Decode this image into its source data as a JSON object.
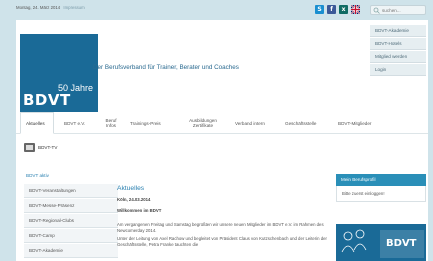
{
  "topbar": {
    "date": "Montag, 24. März 2014",
    "impressum": "Impressum",
    "search_placeholder": "suchen...",
    "social_icons": [
      "skype-icon",
      "facebook-icon",
      "xing-icon",
      "uk-flag-icon"
    ]
  },
  "logo": {
    "years": "50 Jahre",
    "name": "BDVT"
  },
  "tagline": "Der Berufsverband für Trainer, Berater und Coaches",
  "quick_links": [
    "BDVT-Akademie",
    "BDVT-Hotels",
    "Mitglied werden",
    "Login"
  ],
  "nav": {
    "tabs": [
      {
        "label": "Aktuelles",
        "active": true
      },
      {
        "label": "BDVT e.V."
      },
      {
        "label": "Beruf Infos"
      },
      {
        "label": "Trainings-Preis"
      },
      {
        "label": "Ausbildungen Zertifikate"
      },
      {
        "label": "Verband intern"
      },
      {
        "label": "Geschäftsstelle"
      },
      {
        "label": "BDVT-Mitglieder"
      }
    ]
  },
  "subnav": {
    "label": "BDVT-TV"
  },
  "sidebar": {
    "title": "BDVT aktiv",
    "items": [
      "BDVT-Veranstaltungen",
      "BDVT-Messe-Präsenz",
      "BDVT-Regional-Clubs",
      "BDVT-Camp",
      "BDVT-Akademie"
    ]
  },
  "content": {
    "heading": "Aktuelles",
    "date": "Köln, 24.03.2014",
    "welcome": "Willkommen im BDVT",
    "para1": "Am vergangenen Freitag und Samstag begrüßten wir unsere neuen Mitglieder im BDVT e.V. im Rahmen des Newcomerday 2014.",
    "para2": "Unter der Leitung von Axel Rachow und begleitet von Präsident Claus von Kutzschenbach und der Leiterin der Geschäftsstelle, Petra Franke tauchten die"
  },
  "rightbox": {
    "title": "Mein Berufsprofil",
    "body": "Bitte zuerst einloggen!"
  },
  "right_image": {
    "label": "BDVT"
  },
  "colors": {
    "brand": "#1a6a97",
    "accent": "#2a8fb8",
    "background": "#cfe3ea"
  }
}
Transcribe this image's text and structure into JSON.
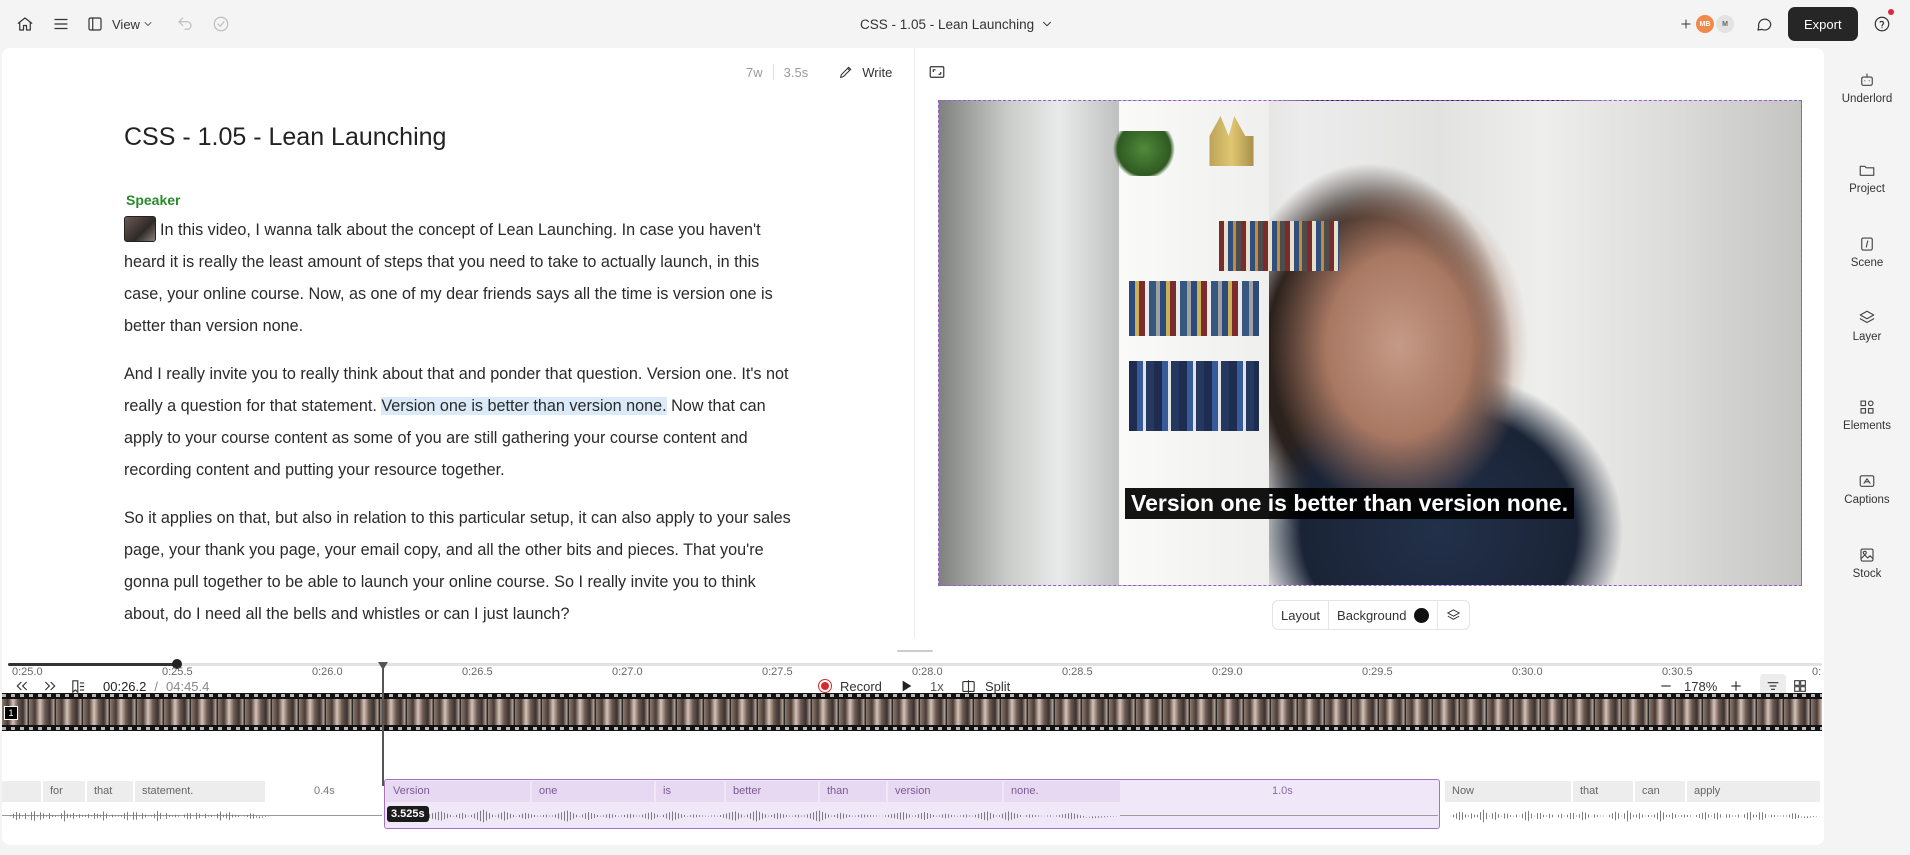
{
  "topbar": {
    "view_label": "View",
    "doc_title": "CSS - 1.05 - Lean Launching",
    "avatars": [
      {
        "initials": "MB",
        "color": "#f08a4b"
      },
      {
        "initials": "M",
        "color": "#d9d9d9"
      }
    ],
    "export_label": "Export"
  },
  "script": {
    "word_count": "7w",
    "duration": "3.5s",
    "write_label": "Write",
    "title": "CSS - 1.05 - Lean Launching",
    "speaker": "Speaker",
    "p1": "In this video, I wanna talk about the concept of Lean Launching. In case you haven't heard it is really the least amount of steps that you need to take to actually launch, in this case, your online course. Now, as one of my dear friends says all the time is version one is better than version none.",
    "p2_before": "And I really invite you to really think about that and ponder that question. Version one. It's not really a question for that statement. ",
    "p2_highlight": "Version one is better than version none.",
    "p2_after": " Now that can apply to your course content as some of you are still gathering your course content and recording content and putting your resource together.",
    "p3": "So it applies on that, but also in relation to this particular setup, it can also apply to your sales page, your thank you page, your email copy, and all the other bits and pieces. That you're gonna pull together to be able to launch your online course. So I really invite you to think about, do I need all the bells and whistles or can I just launch?"
  },
  "video": {
    "caption": "Version one is better than version none.",
    "layout_label": "Layout",
    "background_label": "Background",
    "background_color": "#111111"
  },
  "playback": {
    "progress_fraction": 0.093,
    "current_time": "00:26.2",
    "separator": "/",
    "total_time": "04:45.4",
    "record_label": "Record",
    "speed": "1x",
    "split_label": "Split",
    "zoom": "178%"
  },
  "timeline": {
    "ticks": [
      "0:25.0",
      "0:25.5",
      "0:26.0",
      "0:26.5",
      "0:27.0",
      "0:27.5",
      "0:28.0",
      "0:28.5",
      "0:29.0",
      "0:29.5",
      "0:30.0",
      "0:30.5",
      "0:"
    ],
    "clip_number": "1",
    "words_before": [
      "for",
      "that",
      "statement."
    ],
    "gap_before": "0.4s",
    "selected_words": [
      "Version",
      "one",
      "is",
      "better",
      "than",
      "version",
      "none."
    ],
    "gap_selected": "1.0s",
    "selection_duration": "3.525s",
    "words_after": [
      "Now",
      "that",
      "can",
      "apply"
    ]
  },
  "rail": {
    "items": [
      "Underlord",
      "Project",
      "Scene",
      "Layer",
      "Elements",
      "Captions",
      "Stock"
    ]
  }
}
- - - - - - -
» Short task
Take every line from the data above that holds "video" and copy it out.

» Output of the exercise
    "p1": "In this video, I wanna talk about the concept of Lean Launching. In case you haven't heard it is really the least amount of steps that you need to take to actually launch, in this case, your online course. Now, as one of my dear friends says all the time is version one is better than version none.",
  "video": {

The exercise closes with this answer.